> _Task prompt_:
Write out the complete material exactly as it stands.

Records
● ● ●
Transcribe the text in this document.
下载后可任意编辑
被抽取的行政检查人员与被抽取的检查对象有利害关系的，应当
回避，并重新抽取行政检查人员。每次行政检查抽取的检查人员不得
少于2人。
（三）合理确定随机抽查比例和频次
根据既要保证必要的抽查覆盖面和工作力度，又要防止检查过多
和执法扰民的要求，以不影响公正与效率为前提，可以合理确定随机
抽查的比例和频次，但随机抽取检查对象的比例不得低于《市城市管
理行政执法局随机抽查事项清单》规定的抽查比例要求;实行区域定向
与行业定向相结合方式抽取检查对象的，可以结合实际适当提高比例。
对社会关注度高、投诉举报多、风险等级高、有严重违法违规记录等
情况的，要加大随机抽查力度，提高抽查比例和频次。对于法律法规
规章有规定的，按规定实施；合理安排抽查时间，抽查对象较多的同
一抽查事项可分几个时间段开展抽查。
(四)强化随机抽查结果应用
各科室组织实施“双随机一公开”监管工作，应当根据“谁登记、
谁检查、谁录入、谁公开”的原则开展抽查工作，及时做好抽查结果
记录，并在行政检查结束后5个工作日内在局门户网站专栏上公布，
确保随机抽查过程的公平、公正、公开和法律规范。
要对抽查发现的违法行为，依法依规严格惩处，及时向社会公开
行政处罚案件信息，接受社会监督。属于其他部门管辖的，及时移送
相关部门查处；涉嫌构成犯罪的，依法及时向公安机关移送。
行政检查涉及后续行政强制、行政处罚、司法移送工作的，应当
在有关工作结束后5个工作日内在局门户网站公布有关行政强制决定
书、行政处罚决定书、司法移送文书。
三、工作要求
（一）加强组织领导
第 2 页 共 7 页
● ● ●
> _Correct answer_:
Transcribe the text in this document.
下载后可任意编辑
被抽取的行政检查人员与被抽取的检查对象有利害关系的，应当
回避，并重新抽取行政检查人员。每次行政检查抽取的检查人员不得
少于2人。
（三）合理确定随机抽查比例和频次
根据既要保证必要的抽查覆盖面和工作力度，又要防止检查过多
和执法扰民的要求，以不影响公正与效率为前提，可以合理确定随机
抽查的比例和频次，但随机抽取检查对象的比例不得低于《市城市管
理行政执法局随机抽查事项清单》规定的抽查比例要求;实行区域定向
与行业定向相结合方式抽取检查对象的，可以结合实际适当提高比例。
对社会关注度高、投诉举报多、风险等级高、有严重违法违规记录等
情况的，要加大随机抽查力度，提高抽查比例和频次。对于法律法规
规章有规定的，按规定实施；合理安排抽查时间，抽查对象较多的同
一抽查事项可分几个时间段开展抽查。
(四)强化随机抽查结果应用
各科室组织实施“双随机一公开”监管工作，应当根据“谁登记、
谁检查、谁录入、谁公开”的原则开展抽查工作，及时做好抽查结果
记录，并在行政检查结束后5个工作日内在局门户网站专栏上公布，
确保随机抽查过程的公平、公正、公开和法律规范。
要对抽查发现的违法行为，依法依规严格惩处，及时向社会公开
行政处罚案件信息，接受社会监督。属于其他部门管辖的，及时移送
相关部门查处；涉嫌构成犯罪的，依法及时向公安机关移送。
行政检查涉及后续行政强制、行政处罚、司法移送工作的，应当
在有关工作结束后5个工作日内在局门户网站公布有关行政强制决定
书、行政处罚决定书、司法移送文书。
三、工作要求
（一）加强组织领导
第 2 页 共 7 页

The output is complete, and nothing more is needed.